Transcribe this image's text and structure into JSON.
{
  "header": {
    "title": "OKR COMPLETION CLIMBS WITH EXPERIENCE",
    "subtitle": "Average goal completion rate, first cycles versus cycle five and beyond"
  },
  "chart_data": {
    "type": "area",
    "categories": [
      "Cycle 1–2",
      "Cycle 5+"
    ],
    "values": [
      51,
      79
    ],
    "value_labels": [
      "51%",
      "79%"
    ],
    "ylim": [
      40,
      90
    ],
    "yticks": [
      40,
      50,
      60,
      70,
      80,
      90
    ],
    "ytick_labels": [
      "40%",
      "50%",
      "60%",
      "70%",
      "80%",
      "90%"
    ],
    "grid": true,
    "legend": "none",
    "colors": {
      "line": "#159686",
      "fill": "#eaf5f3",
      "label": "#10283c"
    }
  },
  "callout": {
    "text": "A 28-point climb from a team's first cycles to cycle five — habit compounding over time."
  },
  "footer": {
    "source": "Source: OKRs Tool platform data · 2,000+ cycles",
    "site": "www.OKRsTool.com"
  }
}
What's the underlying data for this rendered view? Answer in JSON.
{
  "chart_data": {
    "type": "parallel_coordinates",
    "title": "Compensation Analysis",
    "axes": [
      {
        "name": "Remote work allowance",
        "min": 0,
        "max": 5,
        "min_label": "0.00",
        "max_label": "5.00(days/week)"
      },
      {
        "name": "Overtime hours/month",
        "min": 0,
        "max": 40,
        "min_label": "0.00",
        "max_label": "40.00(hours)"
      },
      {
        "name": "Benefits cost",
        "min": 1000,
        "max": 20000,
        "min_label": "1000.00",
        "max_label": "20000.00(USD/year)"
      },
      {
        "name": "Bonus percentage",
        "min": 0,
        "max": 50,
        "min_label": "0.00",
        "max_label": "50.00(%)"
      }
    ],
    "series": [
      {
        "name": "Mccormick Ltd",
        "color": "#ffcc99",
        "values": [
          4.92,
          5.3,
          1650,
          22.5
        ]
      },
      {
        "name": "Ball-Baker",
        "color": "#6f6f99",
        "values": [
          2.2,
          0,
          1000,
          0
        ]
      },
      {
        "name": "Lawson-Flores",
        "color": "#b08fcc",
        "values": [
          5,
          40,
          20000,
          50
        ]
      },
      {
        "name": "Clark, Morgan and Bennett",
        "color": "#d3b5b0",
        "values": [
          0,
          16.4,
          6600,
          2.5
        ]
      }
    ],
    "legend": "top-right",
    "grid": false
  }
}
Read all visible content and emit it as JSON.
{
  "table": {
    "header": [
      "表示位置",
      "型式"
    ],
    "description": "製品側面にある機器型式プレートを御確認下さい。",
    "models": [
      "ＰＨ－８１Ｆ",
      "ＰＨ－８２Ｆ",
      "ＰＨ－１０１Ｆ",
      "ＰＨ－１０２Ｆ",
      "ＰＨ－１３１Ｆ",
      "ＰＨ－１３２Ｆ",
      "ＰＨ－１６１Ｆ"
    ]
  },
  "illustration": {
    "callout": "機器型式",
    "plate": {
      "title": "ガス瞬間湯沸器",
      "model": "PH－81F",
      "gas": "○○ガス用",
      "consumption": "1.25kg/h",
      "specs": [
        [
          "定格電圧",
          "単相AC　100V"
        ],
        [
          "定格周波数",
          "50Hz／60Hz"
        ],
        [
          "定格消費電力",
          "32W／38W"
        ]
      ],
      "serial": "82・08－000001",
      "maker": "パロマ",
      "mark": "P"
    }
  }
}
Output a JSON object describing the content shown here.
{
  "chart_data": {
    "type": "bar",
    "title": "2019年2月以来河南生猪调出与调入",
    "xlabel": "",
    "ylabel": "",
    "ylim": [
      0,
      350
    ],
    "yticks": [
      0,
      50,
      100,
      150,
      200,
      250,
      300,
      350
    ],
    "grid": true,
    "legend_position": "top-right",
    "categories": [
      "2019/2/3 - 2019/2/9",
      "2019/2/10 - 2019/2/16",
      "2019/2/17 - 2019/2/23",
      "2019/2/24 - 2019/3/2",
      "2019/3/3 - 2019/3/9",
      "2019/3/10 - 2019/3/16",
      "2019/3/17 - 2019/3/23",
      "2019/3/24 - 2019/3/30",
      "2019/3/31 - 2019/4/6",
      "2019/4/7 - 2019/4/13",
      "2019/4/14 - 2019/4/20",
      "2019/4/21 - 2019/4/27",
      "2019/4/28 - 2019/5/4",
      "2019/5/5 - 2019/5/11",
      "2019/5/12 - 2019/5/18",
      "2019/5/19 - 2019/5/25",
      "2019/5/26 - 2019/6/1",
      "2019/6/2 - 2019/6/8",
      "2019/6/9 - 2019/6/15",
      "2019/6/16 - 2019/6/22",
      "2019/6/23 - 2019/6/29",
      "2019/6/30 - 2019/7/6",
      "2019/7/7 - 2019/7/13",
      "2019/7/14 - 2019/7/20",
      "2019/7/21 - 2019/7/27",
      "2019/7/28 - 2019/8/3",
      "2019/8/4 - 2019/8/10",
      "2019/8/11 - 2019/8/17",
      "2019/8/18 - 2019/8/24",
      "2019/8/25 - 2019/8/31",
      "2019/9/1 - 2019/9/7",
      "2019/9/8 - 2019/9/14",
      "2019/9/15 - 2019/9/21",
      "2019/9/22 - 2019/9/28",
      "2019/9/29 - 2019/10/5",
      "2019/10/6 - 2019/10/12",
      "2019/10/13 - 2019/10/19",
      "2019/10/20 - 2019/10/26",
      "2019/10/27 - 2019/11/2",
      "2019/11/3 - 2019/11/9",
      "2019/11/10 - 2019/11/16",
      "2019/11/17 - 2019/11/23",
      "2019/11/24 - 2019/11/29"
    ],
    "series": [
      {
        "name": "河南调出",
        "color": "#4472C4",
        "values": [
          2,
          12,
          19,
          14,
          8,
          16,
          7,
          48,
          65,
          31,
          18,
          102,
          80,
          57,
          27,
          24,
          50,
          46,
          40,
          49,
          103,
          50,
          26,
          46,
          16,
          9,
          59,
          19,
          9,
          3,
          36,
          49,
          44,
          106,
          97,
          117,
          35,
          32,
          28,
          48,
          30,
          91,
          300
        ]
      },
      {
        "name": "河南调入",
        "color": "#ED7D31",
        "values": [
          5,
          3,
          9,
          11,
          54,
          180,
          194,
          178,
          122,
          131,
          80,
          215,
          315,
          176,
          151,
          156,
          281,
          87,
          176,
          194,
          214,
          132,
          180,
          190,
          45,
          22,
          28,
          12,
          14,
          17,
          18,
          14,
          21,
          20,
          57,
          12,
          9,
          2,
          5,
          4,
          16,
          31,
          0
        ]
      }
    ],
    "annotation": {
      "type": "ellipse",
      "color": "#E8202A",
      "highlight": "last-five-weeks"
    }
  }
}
^^^^^^^^^^^^^^^^
-- Required task --
Return the full listing, character for character.

-- Solution below --
Transcribe this image's text and structure into JSON.
{
  "header": {
    "title": "OKR COMPLETION CLIMBS WITH EXPERIENCE",
    "subtitle": "Average goal completion rate, first cycles versus cycle five and beyond"
  },
  "chart_data": {
    "type": "area",
    "categories": [
      "Cycle 1–2",
      "Cycle 5+"
    ],
    "values": [
      51,
      79
    ],
    "value_labels": [
      "51%",
      "79%"
    ],
    "ylim": [
      40,
      90
    ],
    "yticks": [
      40,
      50,
      60,
      70,
      80,
      90
    ],
    "ytick_labels": [
      "40%",
      "50%",
      "60%",
      "70%",
      "80%",
      "90%"
    ],
    "grid": true,
    "legend": "none",
    "colors": {
      "line": "#159686",
      "fill": "#eaf5f3",
      "label": "#10283c"
    }
  },
  "callout": {
    "text": "A 28-point climb from a team's first cycles to cycle five — habit compounding over time."
  },
  "footer": {
    "source": "Source: OKRs Tool platform data · 2,000+ cycles",
    "site": "www.OKRsTool.com"
  }
}
What's the underlying data for this rendered view? Answer in JSON.
{
  "chart_data": {
    "type": "parallel_coordinates",
    "title": "Compensation Analysis",
    "axes": [
      {
        "name": "Remote work allowance",
        "min": 0,
        "max": 5,
        "min_label": "0.00",
        "max_label": "5.00(days/week)"
      },
      {
        "name": "Overtime hours/month",
        "min": 0,
        "max": 40,
        "min_label": "0.00",
        "max_label": "40.00(hours)"
      },
      {
        "name": "Benefits cost",
        "min": 1000,
        "max": 20000,
        "min_label": "1000.00",
        "max_label": "20000.00(USD/year)"
      },
      {
        "name": "Bonus percentage",
        "min": 0,
        "max": 50,
        "min_label": "0.00",
        "max_label": "50.00(%)"
      }
    ],
    "series": [
      {
        "name": "Mccormick Ltd",
        "color": "#ffcc99",
        "values": [
          4.92,
          5.3,
          1650,
          22.5
        ]
      },
      {
        "name": "Ball-Baker",
        "color": "#6f6f99",
        "values": [
          2.2,
          0,
          1000,
          0
        ]
      },
      {
        "name": "Lawson-Flores",
        "color": "#b08fcc",
        "values": [
          5,
          40,
          20000,
          50
        ]
      },
      {
        "name": "Clark, Morgan and Bennett",
        "color": "#d3b5b0",
        "values": [
          0,
          16.4,
          6600,
          2.5
        ]
      }
    ],
    "legend": "top-right",
    "grid": false
  }
}
Read all visible content and emit it as JSON.
{
  "table": {
    "header": [
      "表示位置",
      "型式"
    ],
    "description": "製品側面にある機器型式プレートを御確認下さい。",
    "models": [
      "ＰＨ－８１Ｆ",
      "ＰＨ－８２Ｆ",
      "ＰＨ－１０１Ｆ",
      "ＰＨ－１０２Ｆ",
      "ＰＨ－１３１Ｆ",
      "ＰＨ－１３２Ｆ",
      "ＰＨ－１６１Ｆ"
    ]
  },
  "illustration": {
    "callout": "機器型式",
    "plate": {
      "title": "ガス瞬間湯沸器",
      "model": "PH－81F",
      "gas": "○○ガス用",
      "consumption": "1.25kg/h",
      "specs": [
        [
          "定格電圧",
          "単相AC　100V"
        ],
        [
          "定格周波数",
          "50Hz／60Hz"
        ],
        [
          "定格消費電力",
          "32W／38W"
        ]
      ],
      "serial": "82・08－000001",
      "maker": "パロマ",
      "mark": "P"
    }
  }
}
Output a JSON object describing the content shown here.
{
  "chart_data": {
    "type": "bar",
    "title": "2019年2月以来河南生猪调出与调入",
    "xlabel": "",
    "ylabel": "",
    "ylim": [
      0,
      350
    ],
    "yticks": [
      0,
      50,
      100,
      150,
      200,
      250,
      300,
      350
    ],
    "grid": true,
    "legend_position": "top-right",
    "categories": [
      "2019/2/3 - 2019/2/9",
      "2019/2/10 - 2019/2/16",
      "2019/2/17 - 2019/2/23",
      "2019/2/24 - 2019/3/2",
      "2019/3/3 - 2019/3/9",
      "2019/3/10 - 2019/3/16",
      "2019/3/17 - 2019/3/23",
      "2019/3/24 - 2019/3/30",
      "2019/3/31 - 2019/4/6",
      "2019/4/7 - 2019/4/13",
      "2019/4/14 - 2019/4/20",
      "2019/4/21 - 2019/4/27",
      "2019/4/28 - 2019/5/4",
      "2019/5/5 - 2019/5/11",
      "2019/5/12 - 2019/5/18",
      "2019/5/19 - 2019/5/25",
      "2019/5/26 - 2019/6/1",
      "2019/6/2 - 2019/6/8",
      "2019/6/9 - 2019/6/15",
      "2019/6/16 - 2019/6/22",
      "2019/6/23 - 2019/6/29",
      "2019/6/30 - 2019/7/6",
      "2019/7/7 - 2019/7/13",
      "2019/7/14 - 2019/7/20",
      "2019/7/21 - 2019/7/27",
      "2019/7/28 - 2019/8/3",
      "2019/8/4 - 2019/8/10",
      "2019/8/11 - 2019/8/17",
      "2019/8/18 - 2019/8/24",
      "2019/8/25 - 2019/8/31",
      "2019/9/1 - 2019/9/7",
      "2019/9/8 - 2019/9/14",
      "2019/9/15 - 2019/9/21",
      "2019/9/22 - 2019/9/28",
      "2019/9/29 - 2019/10/5",
      "2019/10/6 - 2019/10/12",
      "2019/10/13 - 2019/10/19",
      "2019/10/20 - 2019/10/26",
      "2019/10/27 - 2019/11/2",
      "2019/11/3 - 2019/11/9",
      "2019/11/10 - 2019/11/16",
      "2019/11/17 - 2019/11/23",
      "2019/11/24 - 2019/11/29"
    ],
    "series": [
      {
        "name": "河南调出",
        "color": "#4472C4",
        "values": [
          2,
          12,
          19,
          14,
          8,
          16,
          7,
          48,
          65,
          31,
          18,
          102,
          80,
          57,
          27,
          24,
          50,
          46,
          40,
          49,
          103,
          50,
          26,
          46,
          16,
          9,
          59,
          19,
          9,
          3,
          36,
          49,
          44,
          106,
          97,
          117,
          35,
          32,
          28,
          48,
          30,
          91,
          300
        ]
      },
      {
        "name": "河南调入",
        "color": "#ED7D31",
        "values": [
          5,
          3,
          9,
          11,
          54,
          180,
          194,
          178,
          122,
          131,
          80,
          215,
          315,
          176,
          151,
          156,
          281,
          87,
          176,
          194,
          214,
          132,
          180,
          190,
          45,
          22,
          28,
          12,
          14,
          17,
          18,
          14,
          21,
          20,
          57,
          12,
          9,
          2,
          5,
          4,
          16,
          31,
          0
        ]
      }
    ],
    "annotation": {
      "type": "ellipse",
      "color": "#E8202A",
      "highlight": "last-five-weeks"
    }
  }
}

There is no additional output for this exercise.